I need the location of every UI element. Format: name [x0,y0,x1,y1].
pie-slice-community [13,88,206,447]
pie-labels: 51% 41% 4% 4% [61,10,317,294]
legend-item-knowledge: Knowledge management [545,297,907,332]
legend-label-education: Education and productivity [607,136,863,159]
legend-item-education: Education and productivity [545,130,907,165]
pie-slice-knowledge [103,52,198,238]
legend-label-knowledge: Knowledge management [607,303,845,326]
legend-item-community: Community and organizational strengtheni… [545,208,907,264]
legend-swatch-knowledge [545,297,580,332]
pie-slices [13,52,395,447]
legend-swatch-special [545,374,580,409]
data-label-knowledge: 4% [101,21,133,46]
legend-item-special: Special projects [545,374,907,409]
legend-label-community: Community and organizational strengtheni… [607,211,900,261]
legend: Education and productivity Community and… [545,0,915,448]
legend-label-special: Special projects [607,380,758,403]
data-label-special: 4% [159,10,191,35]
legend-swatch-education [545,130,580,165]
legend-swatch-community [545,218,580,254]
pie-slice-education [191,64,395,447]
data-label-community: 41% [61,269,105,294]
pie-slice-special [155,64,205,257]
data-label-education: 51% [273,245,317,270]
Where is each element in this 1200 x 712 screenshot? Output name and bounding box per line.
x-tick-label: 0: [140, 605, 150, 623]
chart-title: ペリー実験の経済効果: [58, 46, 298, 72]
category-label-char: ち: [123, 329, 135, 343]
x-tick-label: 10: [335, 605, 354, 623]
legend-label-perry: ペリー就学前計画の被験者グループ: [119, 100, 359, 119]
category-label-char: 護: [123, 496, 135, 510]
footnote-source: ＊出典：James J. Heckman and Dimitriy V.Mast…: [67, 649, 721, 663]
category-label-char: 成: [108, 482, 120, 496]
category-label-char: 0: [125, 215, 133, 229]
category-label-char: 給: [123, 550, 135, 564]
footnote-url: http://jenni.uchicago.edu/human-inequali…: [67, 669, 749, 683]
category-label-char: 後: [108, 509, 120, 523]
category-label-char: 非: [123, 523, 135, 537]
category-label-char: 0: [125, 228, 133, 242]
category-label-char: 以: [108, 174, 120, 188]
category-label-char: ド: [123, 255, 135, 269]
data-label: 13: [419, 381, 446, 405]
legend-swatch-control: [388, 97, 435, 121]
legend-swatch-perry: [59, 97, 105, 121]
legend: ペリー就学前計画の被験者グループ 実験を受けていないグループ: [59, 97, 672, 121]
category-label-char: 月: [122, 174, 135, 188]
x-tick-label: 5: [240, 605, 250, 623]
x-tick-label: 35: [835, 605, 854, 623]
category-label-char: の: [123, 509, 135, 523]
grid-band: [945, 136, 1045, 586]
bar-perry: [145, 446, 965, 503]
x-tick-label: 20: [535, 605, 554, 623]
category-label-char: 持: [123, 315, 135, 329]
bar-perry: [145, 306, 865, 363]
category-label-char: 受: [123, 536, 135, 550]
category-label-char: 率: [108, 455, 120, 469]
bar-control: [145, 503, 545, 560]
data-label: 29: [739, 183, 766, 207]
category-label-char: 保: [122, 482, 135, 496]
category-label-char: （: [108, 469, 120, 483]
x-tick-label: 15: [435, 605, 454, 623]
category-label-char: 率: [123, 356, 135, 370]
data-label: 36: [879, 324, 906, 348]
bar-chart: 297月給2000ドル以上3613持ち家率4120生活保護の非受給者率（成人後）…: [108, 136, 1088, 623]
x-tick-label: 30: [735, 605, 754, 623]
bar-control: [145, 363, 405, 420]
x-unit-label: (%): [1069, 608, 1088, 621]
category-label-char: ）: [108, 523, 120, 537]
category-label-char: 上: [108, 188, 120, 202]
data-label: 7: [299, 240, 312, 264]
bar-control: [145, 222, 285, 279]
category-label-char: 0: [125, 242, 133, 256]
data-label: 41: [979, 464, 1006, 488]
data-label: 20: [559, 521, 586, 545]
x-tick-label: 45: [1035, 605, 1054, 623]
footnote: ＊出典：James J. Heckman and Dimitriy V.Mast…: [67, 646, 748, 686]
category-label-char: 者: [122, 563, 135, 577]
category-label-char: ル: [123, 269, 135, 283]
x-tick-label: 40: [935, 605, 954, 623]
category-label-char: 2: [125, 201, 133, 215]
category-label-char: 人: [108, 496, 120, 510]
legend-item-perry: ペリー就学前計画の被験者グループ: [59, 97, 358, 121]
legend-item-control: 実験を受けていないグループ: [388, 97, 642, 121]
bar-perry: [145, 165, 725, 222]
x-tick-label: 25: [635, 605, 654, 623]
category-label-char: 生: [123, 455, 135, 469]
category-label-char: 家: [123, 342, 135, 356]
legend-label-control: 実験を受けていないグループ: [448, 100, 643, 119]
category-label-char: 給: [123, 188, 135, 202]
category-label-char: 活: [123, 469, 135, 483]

____

WRITTEN PROBLEM:
Rewrite all of the rows above, changing every "legend-swatch" to "legend-marker" and leaving everything else as it is.

THE COMPLETED TASK:
I need the location of every UI element. Format: name [x0,y0,x1,y1].
pie-slice-community [13,88,206,447]
pie-labels: 51% 41% 4% 4% [61,10,317,294]
legend-item-knowledge: Knowledge management [545,297,907,332]
legend-label-education: Education and productivity [607,136,863,159]
legend-item-education: Education and productivity [545,130,907,165]
pie-slice-knowledge [103,52,198,238]
legend-label-knowledge: Knowledge management [607,303,845,326]
legend-item-community: Community and organizational strengtheni… [545,208,907,264]
legend-marker-knowledge [545,297,580,332]
pie-slices [13,52,395,447]
legend-marker-special [545,374,580,409]
data-label-knowledge: 4% [101,21,133,46]
legend-item-special: Special projects [545,374,907,409]
legend-label-community: Community and organizational strengtheni… [607,211,900,261]
legend: Education and productivity Community and… [545,0,915,448]
legend-label-special: Special projects [607,380,758,403]
data-label-special: 4% [159,10,191,35]
legend-marker-education [545,130,580,165]
legend-marker-community [545,218,580,254]
pie-slice-education [191,64,395,447]
data-label-community: 41% [61,269,105,294]
pie-slice-special [155,64,205,257]
data-label-education: 51% [273,245,317,270]
Where is each element in this 1200 x 712 screenshot? Output name and bounding box per line.
x-tick-label: 0: [140, 605, 150, 623]
chart-title: ペリー実験の経済効果: [58, 46, 298, 72]
category-label-char: ち: [123, 329, 135, 343]
x-tick-label: 10: [335, 605, 354, 623]
legend-label-perry: ペリー就学前計画の被験者グループ: [119, 100, 359, 119]
category-label-char: 護: [123, 496, 135, 510]
footnote-source: ＊出典：James J. Heckman and Dimitriy V.Mast…: [67, 649, 721, 663]
category-label-char: 成: [108, 482, 120, 496]
category-label-char: 0: [125, 215, 133, 229]
category-label-char: 給: [123, 550, 135, 564]
footnote-url: http://jenni.uchicago.edu/human-inequali…: [67, 669, 749, 683]
category-label-char: 後: [108, 509, 120, 523]
category-label-char: 非: [123, 523, 135, 537]
category-label-char: 0: [125, 228, 133, 242]
category-label-char: 以: [108, 174, 120, 188]
category-label-char: ド: [123, 255, 135, 269]
data-label: 13: [419, 381, 446, 405]
legend-marker-control: [388, 97, 435, 121]
legend-marker-perry: [59, 97, 105, 121]
legend: ペリー就学前計画の被験者グループ 実験を受けていないグループ: [59, 97, 672, 121]
category-label-char: 月: [122, 174, 135, 188]
x-tick-label: 5: [240, 605, 250, 623]
x-tick-label: 35: [835, 605, 854, 623]
category-label-char: の: [123, 509, 135, 523]
grid-band: [945, 136, 1045, 586]
bar-perry: [145, 446, 965, 503]
x-tick-label: 20: [535, 605, 554, 623]
category-label-char: 持: [123, 315, 135, 329]
bar-perry: [145, 306, 865, 363]
category-label-char: 受: [123, 536, 135, 550]
category-label-char: 率: [108, 455, 120, 469]
bar-control: [145, 503, 545, 560]
data-label: 29: [739, 183, 766, 207]
category-label-char: 保: [122, 482, 135, 496]
category-label-char: （: [108, 469, 120, 483]
x-tick-label: 15: [435, 605, 454, 623]
category-label-char: 率: [123, 356, 135, 370]
data-label: 36: [879, 324, 906, 348]
bar-chart: 297月給2000ドル以上3613持ち家率4120生活保護の非受給者率（成人後）…: [108, 136, 1088, 623]
x-tick-label: 30: [735, 605, 754, 623]
bar-control: [145, 363, 405, 420]
x-unit-label: (%): [1069, 608, 1088, 621]
category-label-char: ）: [108, 523, 120, 537]
category-label-char: 上: [108, 188, 120, 202]
data-label: 7: [299, 240, 312, 264]
bar-control: [145, 222, 285, 279]
category-label-char: 0: [125, 242, 133, 256]
data-label: 41: [979, 464, 1006, 488]
data-label: 20: [559, 521, 586, 545]
x-tick-label: 45: [1035, 605, 1054, 623]
footnote: ＊出典：James J. Heckman and Dimitriy V.Mast…: [67, 646, 748, 686]
category-label-char: 者: [122, 563, 135, 577]
category-label-char: ル: [123, 269, 135, 283]
x-tick-label: 40: [935, 605, 954, 623]
category-label-char: 2: [125, 201, 133, 215]
category-label-char: 人: [108, 496, 120, 510]
legend-item-perry: ペリー就学前計画の被験者グループ: [59, 97, 358, 121]
legend-item-control: 実験を受けていないグループ: [388, 97, 642, 121]
bar-perry: [145, 165, 725, 222]
x-tick-label: 25: [635, 605, 654, 623]
category-label-char: 生: [123, 455, 135, 469]
category-label-char: 家: [123, 342, 135, 356]
legend-label-control: 実験を受けていないグループ: [448, 100, 643, 119]
category-label-char: 給: [123, 188, 135, 202]
category-label-char: 活: [123, 469, 135, 483]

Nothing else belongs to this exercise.